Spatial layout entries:
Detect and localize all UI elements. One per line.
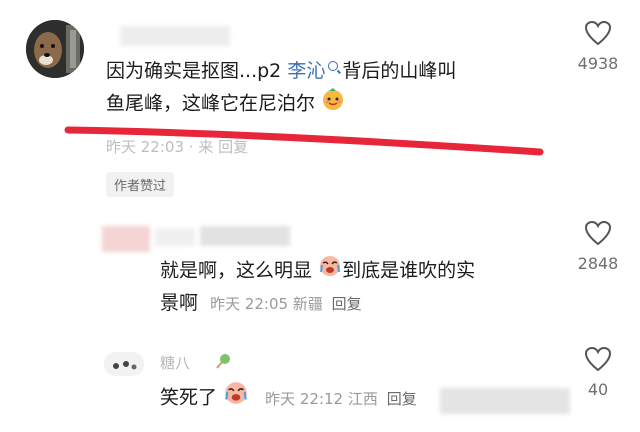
blurred-username xyxy=(200,226,290,246)
crying-laugh-emoji-icon xyxy=(318,254,342,288)
mention-link[interactable]: 李沁 xyxy=(287,60,325,82)
heart-outline-icon xyxy=(584,20,612,46)
like-button[interactable]: 2848 xyxy=(568,220,628,273)
blurred-avatar xyxy=(102,226,150,252)
like-button[interactable]: 4938 xyxy=(568,20,628,73)
comment-text: 因为确实是抠图...p2 李沁 背后的山峰叫 鱼尾峰，这峰它在尼泊尔 xyxy=(106,56,546,121)
orange-smile-emoji-icon xyxy=(321,87,345,121)
heart-outline-icon xyxy=(584,346,612,372)
blurred-username xyxy=(155,228,195,246)
blurred-username xyxy=(120,26,230,46)
avatar-image xyxy=(104,352,144,376)
lollipop-icon xyxy=(214,352,232,374)
reply-button[interactable]: 回复 xyxy=(332,295,362,313)
author-liked-badge: 作者赞过 xyxy=(106,172,175,197)
comment-meta: 昨天 22:12 江西 回复 xyxy=(265,389,417,408)
like-button[interactable]: 40 xyxy=(568,346,628,399)
username[interactable]: 糖八 xyxy=(160,352,190,373)
avatar[interactable] xyxy=(104,352,144,376)
crying-laugh-emoji-icon xyxy=(223,380,249,416)
comment-meta: 昨天 22:05 新疆 回复 xyxy=(210,295,362,313)
red-annotation-underline xyxy=(64,126,544,156)
heart-outline-icon xyxy=(584,220,612,246)
like-count: 4938 xyxy=(577,54,619,73)
avatar[interactable] xyxy=(26,20,84,78)
reply-button[interactable]: 回复 xyxy=(387,390,417,408)
like-count: 40 xyxy=(587,380,609,399)
comment-text: 就是啊，这么明显 到底是谁吹的实 景啊 昨天 22:05 新疆 回复 xyxy=(160,254,560,320)
like-count: 2848 xyxy=(577,254,619,273)
search-icon xyxy=(328,61,339,71)
dog-avatar-image xyxy=(26,20,84,78)
blurred-overlay xyxy=(440,388,570,414)
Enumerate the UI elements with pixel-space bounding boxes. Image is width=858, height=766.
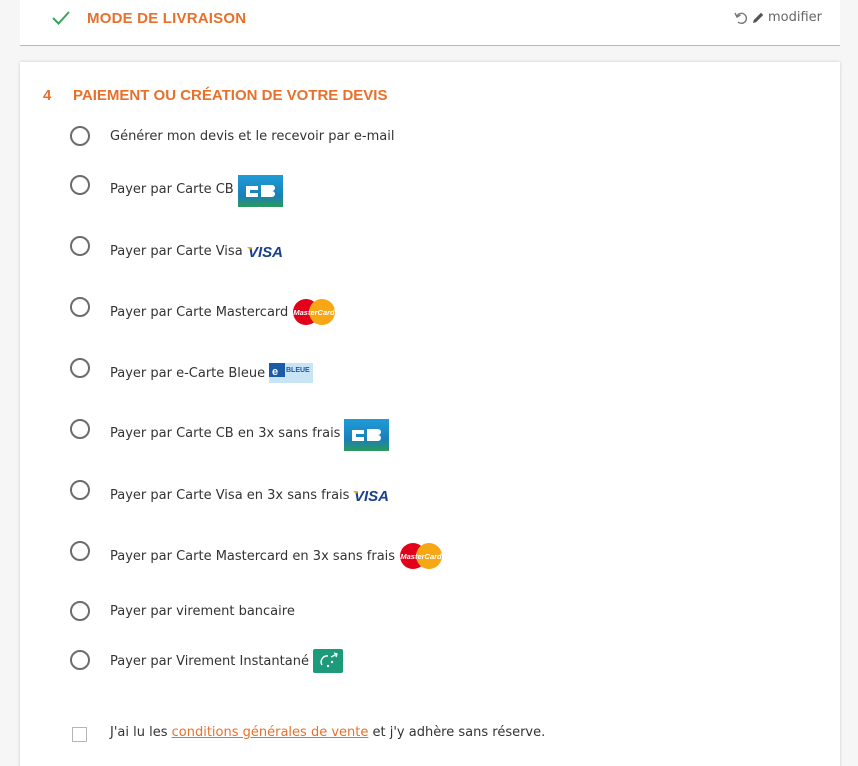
option-label: Payer par Carte Mastercard en 3x sans fr… [110, 548, 396, 564]
radio-button[interactable] [70, 358, 90, 378]
undo-icon [734, 12, 748, 24]
radio-button[interactable] [70, 541, 90, 561]
payment-option-quote-email[interactable]: Générer mon devis et le recevoir par e-m… [70, 125, 790, 165]
svg-text:MasterCard: MasterCard [294, 308, 336, 317]
svg-text:MasterCard: MasterCard [400, 552, 442, 561]
pencil-icon [752, 12, 764, 23]
check-icon [52, 11, 70, 25]
option-label: Payer par virement bancaire [110, 603, 295, 619]
radio-button[interactable] [70, 126, 90, 146]
payment-option-cb[interactable]: Payer par Carte CB [70, 174, 790, 215]
payment-option-mastercard-3x[interactable]: Payer par Carte Mastercard en 3x sans fr… [70, 541, 790, 581]
svg-text:BLEUE: BLEUE [286, 367, 310, 374]
option-label: Payer par e-Carte Bleue [110, 365, 266, 381]
cb-logo-icon [237, 174, 283, 207]
payment-option-mastercard[interactable]: Payer par Carte Mastercard MasterCard [70, 297, 790, 337]
radio-button[interactable] [70, 419, 90, 439]
mastercard-logo-icon: MasterCard [400, 543, 442, 569]
terms-text: J'ai lu les conditions générales de vent… [110, 725, 546, 740]
option-label: Payer par Carte CB en 3x sans frais [110, 425, 341, 441]
payment-option-instant-transfer[interactable]: Payer par Virement Instantané [70, 649, 790, 690]
svg-text:VISA: VISA [354, 488, 389, 503]
radio-button[interactable] [70, 601, 90, 621]
radio-button[interactable] [70, 480, 90, 500]
payment-option-visa[interactable]: Payer par Carte Visa VISA [70, 236, 790, 276]
step-number: 4 [43, 87, 52, 104]
option-label: Payer par Virement Instantané [110, 653, 309, 669]
radio-button[interactable] [70, 297, 90, 317]
payment-panel: 4 PAIEMENT OU CRÉATION DE VOTRE DEVIS Gé… [20, 62, 840, 766]
modify-button[interactable]: modifier [734, 10, 822, 25]
visa-logo-icon: VISA [353, 488, 389, 503]
cb-logo-icon [344, 418, 390, 451]
delivery-step-title: MODE DE LIVRAISON [87, 10, 247, 27]
option-label: Payer par Carte CB [110, 181, 234, 197]
mastercard-logo-icon: MasterCard [293, 299, 336, 325]
delivery-step: MODE DE LIVRAISON modifier [20, 0, 840, 46]
radio-button[interactable] [70, 650, 90, 670]
terms-row: J'ai lu les conditions générales de vent… [70, 724, 790, 744]
option-label: Payer par Carte Mastercard [110, 304, 289, 320]
option-label: Payer par Carte Visa en 3x sans frais [110, 487, 350, 503]
terms-link[interactable]: conditions générales de vente [172, 725, 369, 740]
radio-button[interactable] [70, 236, 90, 256]
radio-button[interactable] [70, 175, 90, 195]
option-label: Générer mon devis et le recevoir par e-m… [110, 128, 395, 144]
modify-label: modifier [767, 10, 822, 25]
payment-option-cb-3x[interactable]: Payer par Carte CB en 3x sans frais [70, 418, 790, 459]
payment-option-visa-3x[interactable]: Payer par Carte Visa en 3x sans frais VI… [70, 480, 790, 520]
option-label: Payer par Carte Visa [110, 243, 243, 259]
payment-option-e-carte-bleue[interactable]: Payer par e-Carte Bleue e BLEUE [70, 358, 790, 398]
instant-transfer-logo-icon [312, 649, 343, 673]
e-carte-bleue-logo-icon: e BLEUE [269, 363, 314, 383]
svg-text:e: e [272, 366, 278, 378]
terms-checkbox[interactable] [72, 727, 87, 742]
payment-option-bank-transfer[interactable]: Payer par virement bancaire [70, 601, 790, 641]
svg-text:VISA: VISA [248, 244, 283, 259]
payment-step-title: PAIEMENT OU CRÉATION DE VOTRE DEVIS [73, 87, 388, 104]
visa-logo-icon: VISA [246, 244, 283, 259]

Goal: Convert everything from the line containing "option-label: Payer par Carte Mastercard en" down to the line containing "radio-button[interactable] [70, 126, 90, 146]", both ends included, into a JSON list of strings with one string per line and any blank lines omitted.

The answer:
[
  "option-label: Payer par Carte Mastercard en 3x sans fr… [110, 548, 396, 564]",
  "radio-button[interactable] [70, 358, 90, 378]",
  "undo-icon [734, 12, 748, 24]",
  "radio-button[interactable] [70, 541, 90, 561]",
  "payment-option-quote-email[interactable]: Générer mon devis et le recevoir par e-m… [70, 125, 790, 165]",
  "svg-text:MasterCard: MasterCard [294, 308, 336, 317]",
  "svg-text:MasterCard: MasterCard [400, 552, 442, 561]",
  "pencil-icon [752, 12, 764, 23]",
  "check-icon [52, 11, 70, 25]",
  "option-label: Payer par virement bancaire [110, 603, 295, 619]",
  "radio-button[interactable] [70, 126, 90, 146]"
]